_Data section:_
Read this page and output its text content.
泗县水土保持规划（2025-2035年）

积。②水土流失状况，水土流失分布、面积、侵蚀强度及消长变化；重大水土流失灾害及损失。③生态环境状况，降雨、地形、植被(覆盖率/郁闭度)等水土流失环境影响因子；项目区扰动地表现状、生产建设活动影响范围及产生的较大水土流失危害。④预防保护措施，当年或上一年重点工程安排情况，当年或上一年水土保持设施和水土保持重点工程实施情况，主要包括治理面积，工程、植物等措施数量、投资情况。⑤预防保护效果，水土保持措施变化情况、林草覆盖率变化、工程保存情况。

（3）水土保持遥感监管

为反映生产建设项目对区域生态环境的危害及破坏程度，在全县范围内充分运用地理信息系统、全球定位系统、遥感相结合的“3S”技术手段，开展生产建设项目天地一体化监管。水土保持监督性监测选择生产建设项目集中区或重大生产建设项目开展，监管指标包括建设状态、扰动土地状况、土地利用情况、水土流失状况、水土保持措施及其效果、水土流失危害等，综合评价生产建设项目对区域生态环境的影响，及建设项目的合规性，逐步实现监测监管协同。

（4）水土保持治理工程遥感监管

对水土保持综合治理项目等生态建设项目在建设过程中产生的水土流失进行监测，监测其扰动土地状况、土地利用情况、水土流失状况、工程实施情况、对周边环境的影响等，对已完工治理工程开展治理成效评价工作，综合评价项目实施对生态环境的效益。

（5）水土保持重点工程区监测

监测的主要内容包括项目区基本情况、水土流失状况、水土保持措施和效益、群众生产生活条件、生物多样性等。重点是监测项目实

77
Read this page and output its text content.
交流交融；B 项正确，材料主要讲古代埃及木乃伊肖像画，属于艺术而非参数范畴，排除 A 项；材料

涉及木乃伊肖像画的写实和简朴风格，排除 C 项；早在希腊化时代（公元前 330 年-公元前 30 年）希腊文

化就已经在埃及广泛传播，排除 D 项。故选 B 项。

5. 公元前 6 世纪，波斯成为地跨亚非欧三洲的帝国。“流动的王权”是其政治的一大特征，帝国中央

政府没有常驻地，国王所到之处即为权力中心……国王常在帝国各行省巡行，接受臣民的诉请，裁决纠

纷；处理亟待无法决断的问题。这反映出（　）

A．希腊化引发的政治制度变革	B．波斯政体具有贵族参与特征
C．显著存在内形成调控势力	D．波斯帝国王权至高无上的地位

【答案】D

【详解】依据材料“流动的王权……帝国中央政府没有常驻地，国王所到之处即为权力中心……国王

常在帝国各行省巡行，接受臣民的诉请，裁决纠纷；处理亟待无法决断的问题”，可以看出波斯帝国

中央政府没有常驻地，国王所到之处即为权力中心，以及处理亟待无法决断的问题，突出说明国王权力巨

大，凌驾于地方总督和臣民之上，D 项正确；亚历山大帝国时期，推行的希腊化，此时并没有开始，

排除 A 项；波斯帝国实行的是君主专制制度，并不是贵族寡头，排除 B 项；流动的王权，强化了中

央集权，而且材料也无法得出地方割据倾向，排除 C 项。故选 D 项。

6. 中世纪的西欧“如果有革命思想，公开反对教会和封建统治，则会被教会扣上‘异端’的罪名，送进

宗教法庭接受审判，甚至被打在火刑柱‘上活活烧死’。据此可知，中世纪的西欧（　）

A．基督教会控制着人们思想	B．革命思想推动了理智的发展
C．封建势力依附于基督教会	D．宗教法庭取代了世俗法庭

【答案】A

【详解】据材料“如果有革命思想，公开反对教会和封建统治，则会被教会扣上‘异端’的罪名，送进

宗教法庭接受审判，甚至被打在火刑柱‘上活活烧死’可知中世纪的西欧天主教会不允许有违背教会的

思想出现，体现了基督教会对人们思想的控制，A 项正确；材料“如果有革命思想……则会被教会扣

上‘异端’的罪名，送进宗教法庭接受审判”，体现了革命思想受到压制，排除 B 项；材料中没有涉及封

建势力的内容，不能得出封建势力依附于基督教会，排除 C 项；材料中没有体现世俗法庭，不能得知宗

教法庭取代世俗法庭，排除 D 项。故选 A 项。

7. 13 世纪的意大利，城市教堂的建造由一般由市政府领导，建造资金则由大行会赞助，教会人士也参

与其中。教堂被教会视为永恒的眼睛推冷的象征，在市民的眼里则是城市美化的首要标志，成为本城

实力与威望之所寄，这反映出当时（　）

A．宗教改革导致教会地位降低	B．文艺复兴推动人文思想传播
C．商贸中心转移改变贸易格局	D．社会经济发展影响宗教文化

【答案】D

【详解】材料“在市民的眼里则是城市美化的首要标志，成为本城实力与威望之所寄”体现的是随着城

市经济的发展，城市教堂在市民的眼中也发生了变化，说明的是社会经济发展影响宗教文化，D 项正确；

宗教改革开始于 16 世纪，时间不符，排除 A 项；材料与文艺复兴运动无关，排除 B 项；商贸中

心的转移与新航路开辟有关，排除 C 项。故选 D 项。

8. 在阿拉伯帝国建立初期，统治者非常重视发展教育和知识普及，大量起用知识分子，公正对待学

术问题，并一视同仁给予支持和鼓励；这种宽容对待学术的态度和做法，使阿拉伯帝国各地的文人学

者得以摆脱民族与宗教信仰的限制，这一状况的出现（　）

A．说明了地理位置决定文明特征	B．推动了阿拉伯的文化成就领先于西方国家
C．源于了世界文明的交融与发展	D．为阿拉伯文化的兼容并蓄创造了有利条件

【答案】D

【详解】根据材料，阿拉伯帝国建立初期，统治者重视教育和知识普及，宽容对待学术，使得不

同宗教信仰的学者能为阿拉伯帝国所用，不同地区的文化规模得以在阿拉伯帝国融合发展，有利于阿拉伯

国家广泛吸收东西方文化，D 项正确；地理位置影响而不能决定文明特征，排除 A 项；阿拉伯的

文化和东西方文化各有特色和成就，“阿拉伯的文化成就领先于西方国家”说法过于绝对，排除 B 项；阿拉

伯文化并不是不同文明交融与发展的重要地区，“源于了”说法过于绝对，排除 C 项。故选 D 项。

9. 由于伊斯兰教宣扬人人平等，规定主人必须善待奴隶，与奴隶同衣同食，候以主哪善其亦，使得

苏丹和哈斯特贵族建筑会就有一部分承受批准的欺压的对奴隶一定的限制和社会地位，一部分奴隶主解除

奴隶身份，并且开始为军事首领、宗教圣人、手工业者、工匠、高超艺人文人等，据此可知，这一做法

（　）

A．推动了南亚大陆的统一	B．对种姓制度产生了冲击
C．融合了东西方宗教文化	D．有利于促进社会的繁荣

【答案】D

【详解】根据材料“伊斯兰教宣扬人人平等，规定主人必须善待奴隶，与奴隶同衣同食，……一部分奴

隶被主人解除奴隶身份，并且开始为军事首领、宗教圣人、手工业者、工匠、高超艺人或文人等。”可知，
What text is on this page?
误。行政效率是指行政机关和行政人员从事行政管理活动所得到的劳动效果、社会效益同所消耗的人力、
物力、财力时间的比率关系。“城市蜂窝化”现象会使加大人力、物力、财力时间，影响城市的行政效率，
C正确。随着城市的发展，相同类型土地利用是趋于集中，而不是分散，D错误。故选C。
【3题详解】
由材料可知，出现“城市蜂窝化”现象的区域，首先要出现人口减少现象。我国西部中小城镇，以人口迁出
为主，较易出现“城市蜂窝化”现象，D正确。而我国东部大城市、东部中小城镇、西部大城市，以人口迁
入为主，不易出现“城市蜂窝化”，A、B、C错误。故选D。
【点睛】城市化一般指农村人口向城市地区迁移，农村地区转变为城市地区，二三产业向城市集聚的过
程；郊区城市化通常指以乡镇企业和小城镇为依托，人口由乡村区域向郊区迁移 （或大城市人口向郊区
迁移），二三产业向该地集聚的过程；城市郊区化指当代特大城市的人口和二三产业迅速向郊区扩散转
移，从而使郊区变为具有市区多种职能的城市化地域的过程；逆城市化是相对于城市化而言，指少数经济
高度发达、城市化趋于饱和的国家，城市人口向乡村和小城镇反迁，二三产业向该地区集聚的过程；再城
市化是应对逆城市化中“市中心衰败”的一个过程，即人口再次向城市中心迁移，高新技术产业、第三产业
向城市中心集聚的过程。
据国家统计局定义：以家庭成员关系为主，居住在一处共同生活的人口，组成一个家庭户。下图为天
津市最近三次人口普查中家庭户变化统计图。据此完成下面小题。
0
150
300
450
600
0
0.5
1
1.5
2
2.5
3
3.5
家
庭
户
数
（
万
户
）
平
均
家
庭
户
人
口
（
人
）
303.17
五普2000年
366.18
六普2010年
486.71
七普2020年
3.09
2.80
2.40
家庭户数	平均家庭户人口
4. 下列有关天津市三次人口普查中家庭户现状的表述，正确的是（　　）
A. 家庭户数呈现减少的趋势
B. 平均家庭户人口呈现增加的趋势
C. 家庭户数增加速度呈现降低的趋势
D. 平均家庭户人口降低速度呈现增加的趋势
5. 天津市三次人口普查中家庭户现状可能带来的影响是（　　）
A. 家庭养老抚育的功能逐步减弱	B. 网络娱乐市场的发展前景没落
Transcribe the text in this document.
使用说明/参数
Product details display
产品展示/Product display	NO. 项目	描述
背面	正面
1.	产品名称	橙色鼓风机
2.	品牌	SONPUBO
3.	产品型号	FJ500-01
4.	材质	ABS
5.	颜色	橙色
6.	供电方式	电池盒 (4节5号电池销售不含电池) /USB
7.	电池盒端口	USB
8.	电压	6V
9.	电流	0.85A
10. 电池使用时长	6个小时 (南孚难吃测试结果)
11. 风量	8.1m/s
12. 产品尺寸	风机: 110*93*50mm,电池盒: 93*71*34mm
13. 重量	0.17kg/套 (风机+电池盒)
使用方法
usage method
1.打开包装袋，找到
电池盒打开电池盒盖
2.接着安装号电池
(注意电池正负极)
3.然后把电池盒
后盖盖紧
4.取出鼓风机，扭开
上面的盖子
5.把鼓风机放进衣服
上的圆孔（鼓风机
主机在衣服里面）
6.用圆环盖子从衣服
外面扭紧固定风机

_Your objective:_
Find the line containing "What text is on this page?" in the material above. Print it and every line after it through the end, exactly and only those.

_Written reply:_
What text is on this page?
误。行政效率是指行政机关和行政人员从事行政管理活动所得到的劳动效果、社会效益同所消耗的人力、
物力、财力时间的比率关系。“城市蜂窝化”现象会使加大人力、物力、财力时间，影响城市的行政效率，
C正确。随着城市的发展，相同类型土地利用是趋于集中，而不是分散，D错误。故选C。
【3题详解】
由材料可知，出现“城市蜂窝化”现象的区域，首先要出现人口减少现象。我国西部中小城镇，以人口迁出
为主，较易出现“城市蜂窝化”现象，D正确。而我国东部大城市、东部中小城镇、西部大城市，以人口迁
入为主，不易出现“城市蜂窝化”，A、B、C错误。故选D。
【点睛】城市化一般指农村人口向城市地区迁移，农村地区转变为城市地区，二三产业向城市集聚的过
程；郊区城市化通常指以乡镇企业和小城镇为依托，人口由乡村区域向郊区迁移 （或大城市人口向郊区
迁移），二三产业向该地集聚的过程；城市郊区化指当代特大城市的人口和二三产业迅速向郊区扩散转
移，从而使郊区变为具有市区多种职能的城市化地域的过程；逆城市化是相对于城市化而言，指少数经济
高度发达、城市化趋于饱和的国家，城市人口向乡村和小城镇反迁，二三产业向该地区集聚的过程；再城
市化是应对逆城市化中“市中心衰败”的一个过程，即人口再次向城市中心迁移，高新技术产业、第三产业
向城市中心集聚的过程。
据国家统计局定义：以家庭成员关系为主，居住在一处共同生活的人口，组成一个家庭户。下图为天
津市最近三次人口普查中家庭户变化统计图。据此完成下面小题。
0
150
300
450
600
0
0.5
1
1.5
2
2.5
3
3.5
家
庭
户
数
（
万
户
）
平
均
家
庭
户
人
口
（
人
）
303.17
五普2000年
366.18
六普2010年
486.71
七普2020年
3.09
2.80
2.40
家庭户数	平均家庭户人口
4. 下列有关天津市三次人口普查中家庭户现状的表述，正确的是（　　）
A. 家庭户数呈现减少的趋势
B. 平均家庭户人口呈现增加的趋势
C. 家庭户数增加速度呈现降低的趋势
D. 平均家庭户人口降低速度呈现增加的趋势
5. 天津市三次人口普查中家庭户现状可能带来的影响是（　　）
A. 家庭养老抚育的功能逐步减弱	B. 网络娱乐市场的发展前景没落
Transcribe the text in this document.
使用说明/参数
Product details display
产品展示/Product display	NO. 项目	描述
背面	正面
1.	产品名称	橙色鼓风机
2.	品牌	SONPUBO
3.	产品型号	FJ500-01
4.	材质	ABS
5.	颜色	橙色
6.	供电方式	电池盒 (4节5号电池销售不含电池) /USB
7.	电池盒端口	USB
8.	电压	6V
9.	电流	0.85A
10. 电池使用时长	6个小时 (南孚难吃测试结果)
11. 风量	8.1m/s
12. 产品尺寸	风机: 110*93*50mm,电池盒: 93*71*34mm
13. 重量	0.17kg/套 (风机+电池盒)
使用方法
usage method
1.打开包装袋，找到
电池盒打开电池盒盖
2.接着安装号电池
(注意电池正负极)
3.然后把电池盒
后盖盖紧
4.取出鼓风机，扭开
上面的盖子
5.把鼓风机放进衣服
上的圆孔（鼓风机
主机在衣服里面）
6.用圆环盖子从衣服
外面扭紧固定风机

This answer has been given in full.